▸ Requirements
Will you output all of the data below exactly, omitting the images?

▸ Data rows
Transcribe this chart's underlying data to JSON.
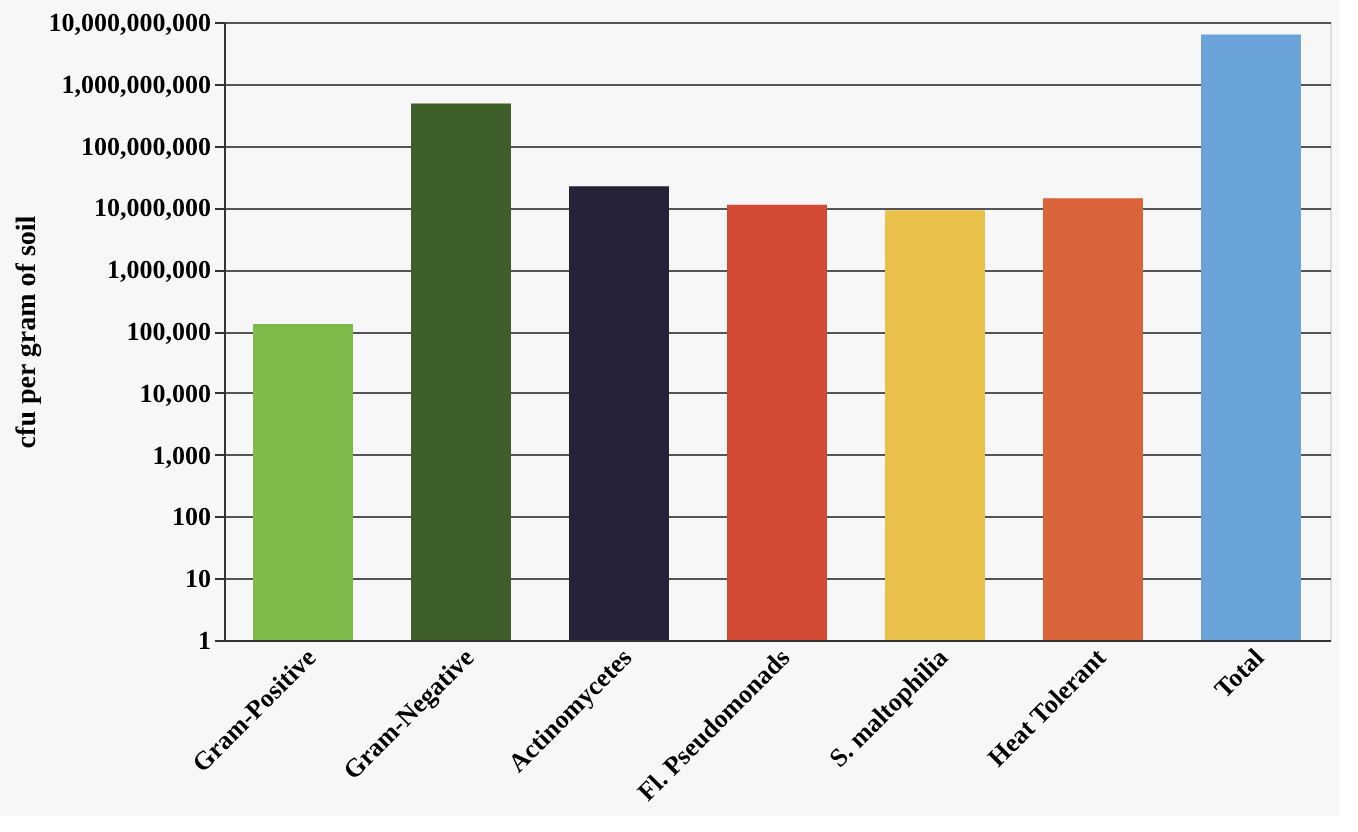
{
  "chart_data": {
    "type": "bar",
    "ylabel": "cfu per gram of soil",
    "categories": [
      "Gram-Positive",
      "Gram-Negative",
      "Actinomycetes",
      "Fl. Pseudomonads",
      "S. maltophilia",
      "Heat Tolerant",
      "Total"
    ],
    "values": [
      130000,
      480000000,
      22000000,
      11000000,
      9000000,
      14000000,
      6300000000
    ],
    "colors": [
      "#7cba4a",
      "#3f5f2a",
      "#27223a",
      "#d34a34",
      "#e8c24a",
      "#d9643a",
      "#6aa3d9"
    ],
    "log": "y",
    "ylim": [
      1,
      10000000000
    ],
    "yticks": [
      {
        "value": 1,
        "label": "1"
      },
      {
        "value": 10,
        "label": "10"
      },
      {
        "value": 100,
        "label": "100"
      },
      {
        "value": 1000,
        "label": "1,000"
      },
      {
        "value": 10000,
        "label": "10,000"
      },
      {
        "value": 100000,
        "label": "100,000"
      },
      {
        "value": 1000000,
        "label": "1,000,000"
      },
      {
        "value": 10000000,
        "label": "10,000,000"
      },
      {
        "value": 100000000,
        "label": "100,000,000"
      },
      {
        "value": 1000000000,
        "label": "1,000,000,000"
      },
      {
        "value": 10000000000,
        "label": "10,000,000,000"
      }
    ],
    "grid": "y"
  }
}
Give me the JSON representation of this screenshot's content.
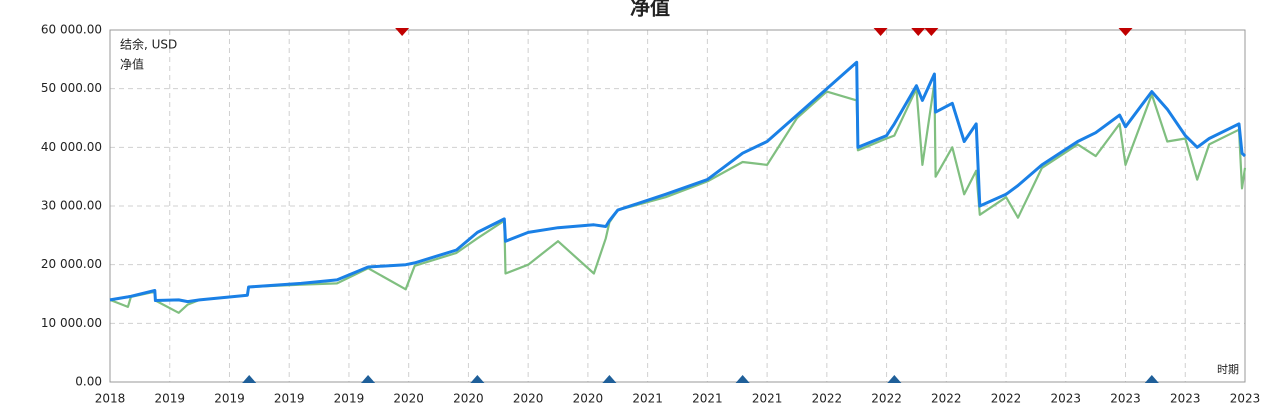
{
  "chart_data": {
    "type": "line",
    "title": "净值",
    "xlabel": "时期",
    "xlim": [
      0,
      19
    ],
    "xticks": [
      {
        "value": 0,
        "label": "2018"
      },
      {
        "value": 1,
        "label": "2019"
      },
      {
        "value": 2,
        "label": "2019"
      },
      {
        "value": 3,
        "label": "2019"
      },
      {
        "value": 4,
        "label": "2019"
      },
      {
        "value": 5,
        "label": "2020"
      },
      {
        "value": 6,
        "label": "2020"
      },
      {
        "value": 7,
        "label": "2020"
      },
      {
        "value": 8,
        "label": "2020"
      },
      {
        "value": 9,
        "label": "2021"
      },
      {
        "value": 10,
        "label": "2021"
      },
      {
        "value": 11,
        "label": "2021"
      },
      {
        "value": 12,
        "label": "2022"
      },
      {
        "value": 13,
        "label": "2022"
      },
      {
        "value": 14,
        "label": "2022"
      },
      {
        "value": 15,
        "label": "2022"
      },
      {
        "value": 16,
        "label": "2023"
      },
      {
        "value": 17,
        "label": "2023"
      },
      {
        "value": 18,
        "label": "2023"
      },
      {
        "value": 19,
        "label": "2023"
      }
    ],
    "ylim": [
      0,
      60000
    ],
    "yticks": [
      {
        "value": 0,
        "label": "0.00"
      },
      {
        "value": 10000,
        "label": "10 000.00"
      },
      {
        "value": 20000,
        "label": "20 000.00"
      },
      {
        "value": 30000,
        "label": "30 000.00"
      },
      {
        "value": 40000,
        "label": "40 000.00"
      },
      {
        "value": 50000,
        "label": "50 000.00"
      },
      {
        "value": 60000,
        "label": "60 000.00"
      }
    ],
    "grid": true,
    "legend": "upper left",
    "x": [
      0,
      0.3,
      0.35,
      0.75,
      0.76,
      1.15,
      1.3,
      1.5,
      2.3,
      2.32,
      3.2,
      3.8,
      4.32,
      4.95,
      5.1,
      5.8,
      6.15,
      6.6,
      6.62,
      7.0,
      7.5,
      8.1,
      8.3,
      8.36,
      8.5,
      9.3,
      10,
      10.59,
      11,
      11.5,
      12,
      12.5,
      12.52,
      13.0,
      13.13,
      13.5,
      13.6,
      13.8,
      13.82,
      14.1,
      14.3,
      14.5,
      14.56,
      15.0,
      15.2,
      15.6,
      16.2,
      16.5,
      16.9,
      17.0,
      17.44,
      17.7,
      18.0,
      18.2,
      18.4,
      18.9,
      18.95,
      19.0
    ],
    "series": [
      {
        "name": "结余, USD",
        "color": "#1a80e6",
        "values": [
          14000,
          14500,
          14600,
          15600,
          13900,
          14000,
          13700,
          14000,
          14800,
          16200,
          16800,
          17400,
          19600,
          20000,
          20300,
          22500,
          25500,
          27800,
          24000,
          25500,
          26300,
          26800,
          26500,
          27500,
          29300,
          32000,
          34500,
          39000,
          41000,
          45500,
          50000,
          54500,
          40000,
          42000,
          44000,
          50500,
          48000,
          52500,
          46000,
          47500,
          41000,
          44000,
          30000,
          32000,
          33500,
          37000,
          41000,
          42500,
          45500,
          43500,
          49500,
          46500,
          42000,
          40000,
          41500,
          44000,
          39000,
          38500
        ]
      },
      {
        "name": "净值",
        "color": "#80bf80",
        "values": [
          14000,
          12800,
          14500,
          15400,
          13900,
          11800,
          13200,
          14000,
          14800,
          16200,
          16600,
          16800,
          19400,
          15800,
          19800,
          22000,
          24500,
          27500,
          18500,
          20000,
          24000,
          18500,
          24500,
          27200,
          29300,
          31500,
          34200,
          37500,
          37000,
          45000,
          49500,
          48000,
          39500,
          41500,
          42000,
          50000,
          37000,
          51000,
          35000,
          40000,
          32000,
          36000,
          28500,
          31500,
          28000,
          36500,
          40500,
          38500,
          44000,
          37000,
          49000,
          41000,
          41500,
          34500,
          40500,
          43000,
          33000,
          36500
        ]
      }
    ],
    "top_markers": {
      "color": "#c00000",
      "x": [
        4.89,
        12.9,
        13.53,
        13.75,
        17.0
      ]
    },
    "bottom_markers": {
      "color": "#1f5f99",
      "x": [
        2.33,
        4.32,
        6.15,
        8.36,
        10.59,
        13.13,
        17.44
      ]
    }
  }
}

▸ The answer
Transcribe this chart's underlying data to JSON.
{
  "chart_data": {
    "type": "bar",
    "ylabel": "cfu per gram of soil",
    "categories": [
      "Gram-Positive",
      "Gram-Negative",
      "Actinomycetes",
      "Fl. Pseudomonads",
      "S. maltophilia",
      "Heat Tolerant",
      "Total"
    ],
    "values": [
      130000,
      480000000,
      22000000,
      11000000,
      9000000,
      14000000,
      6300000000
    ],
    "colors": [
      "#7cba4a",
      "#3f5f2a",
      "#27223a",
      "#d34a34",
      "#e8c24a",
      "#d9643a",
      "#6aa3d9"
    ],
    "log": "y",
    "ylim": [
      1,
      10000000000
    ],
    "yticks": [
      {
        "value": 1,
        "label": "1"
      },
      {
        "value": 10,
        "label": "10"
      },
      {
        "value": 100,
        "label": "100"
      },
      {
        "value": 1000,
        "label": "1,000"
      },
      {
        "value": 10000,
        "label": "10,000"
      },
      {
        "value": 100000,
        "label": "100,000"
      },
      {
        "value": 1000000,
        "label": "1,000,000"
      },
      {
        "value": 10000000,
        "label": "10,000,000"
      },
      {
        "value": 100000000,
        "label": "100,000,000"
      },
      {
        "value": 1000000000,
        "label": "1,000,000,000"
      },
      {
        "value": 10000000000,
        "label": "10,000,000,000"
      }
    ],
    "grid": "y"
  }
}
Give me the JSON representation of this screenshot's content.
{
  "chart_data": {
    "type": "line",
    "title": "净值",
    "xlabel": "时期",
    "xlim": [
      0,
      19
    ],
    "xticks": [
      {
        "value": 0,
        "label": "2018"
      },
      {
        "value": 1,
        "label": "2019"
      },
      {
        "value": 2,
        "label": "2019"
      },
      {
        "value": 3,
        "label": "2019"
      },
      {
        "value": 4,
        "label": "2019"
      },
      {
        "value": 5,
        "label": "2020"
      },
      {
        "value": 6,
        "label": "2020"
      },
      {
        "value": 7,
        "label": "2020"
      },
      {
        "value": 8,
        "label": "2020"
      },
      {
        "value": 9,
        "label": "2021"
      },
      {
        "value": 10,
        "label": "2021"
      },
      {
        "value": 11,
        "label": "2021"
      },
      {
        "value": 12,
        "label": "2022"
      },
      {
        "value": 13,
        "label": "2022"
      },
      {
        "value": 14,
        "label": "2022"
      },
      {
        "value": 15,
        "label": "2022"
      },
      {
        "value": 16,
        "label": "2023"
      },
      {
        "value": 17,
        "label": "2023"
      },
      {
        "value": 18,
        "label": "2023"
      },
      {
        "value": 19,
        "label": "2023"
      }
    ],
    "ylim": [
      0,
      60000
    ],
    "yticks": [
      {
        "value": 0,
        "label": "0.00"
      },
      {
        "value": 10000,
        "label": "10 000.00"
      },
      {
        "value": 20000,
        "label": "20 000.00"
      },
      {
        "value": 30000,
        "label": "30 000.00"
      },
      {
        "value": 40000,
        "label": "40 000.00"
      },
      {
        "value": 50000,
        "label": "50 000.00"
      },
      {
        "value": 60000,
        "label": "60 000.00"
      }
    ],
    "grid": true,
    "legend": "upper left",
    "x": [
      0,
      0.3,
      0.35,
      0.75,
      0.76,
      1.15,
      1.3,
      1.5,
      2.3,
      2.32,
      3.2,
      3.8,
      4.32,
      4.95,
      5.1,
      5.8,
      6.15,
      6.6,
      6.62,
      7.0,
      7.5,
      8.1,
      8.3,
      8.36,
      8.5,
      9.3,
      10,
      10.59,
      11,
      11.5,
      12,
      12.5,
      12.52,
      13.0,
      13.13,
      13.5,
      13.6,
      13.8,
      13.82,
      14.1,
      14.3,
      14.5,
      14.56,
      15.0,
      15.2,
      15.6,
      16.2,
      16.5,
      16.9,
      17.0,
      17.44,
      17.7,
      18.0,
      18.2,
      18.4,
      18.9,
      18.95,
      19.0
    ],
    "series": [
      {
        "name": "结余, USD",
        "color": "#1a80e6",
        "values": [
          14000,
          14500,
          14600,
          15600,
          13900,
          14000,
          13700,
          14000,
          14800,
          16200,
          16800,
          17400,
          19600,
          20000,
          20300,
          22500,
          25500,
          27800,
          24000,
          25500,
          26300,
          26800,
          26500,
          27500,
          29300,
          32000,
          34500,
          39000,
          41000,
          45500,
          50000,
          54500,
          40000,
          42000,
          44000,
          50500,
          48000,
          52500,
          46000,
          47500,
          41000,
          44000,
          30000,
          32000,
          33500,
          37000,
          41000,
          42500,
          45500,
          43500,
          49500,
          46500,
          42000,
          40000,
          41500,
          44000,
          39000,
          38500
        ]
      },
      {
        "name": "净值",
        "color": "#80bf80",
        "values": [
          14000,
          12800,
          14500,
          15400,
          13900,
          11800,
          13200,
          14000,
          14800,
          16200,
          16600,
          16800,
          19400,
          15800,
          19800,
          22000,
          24500,
          27500,
          18500,
          20000,
          24000,
          18500,
          24500,
          27200,
          29300,
          31500,
          34200,
          37500,
          37000,
          45000,
          49500,
          48000,
          39500,
          41500,
          42000,
          50000,
          37000,
          51000,
          35000,
          40000,
          32000,
          36000,
          28500,
          31500,
          28000,
          36500,
          40500,
          38500,
          44000,
          37000,
          49000,
          41000,
          41500,
          34500,
          40500,
          43000,
          33000,
          36500
        ]
      }
    ],
    "top_markers": {
      "color": "#c00000",
      "x": [
        4.89,
        12.9,
        13.53,
        13.75,
        17.0
      ]
    },
    "bottom_markers": {
      "color": "#1f5f99",
      "x": [
        2.33,
        4.32,
        6.15,
        8.36,
        10.59,
        13.13,
        17.44
      ]
    }
  }
}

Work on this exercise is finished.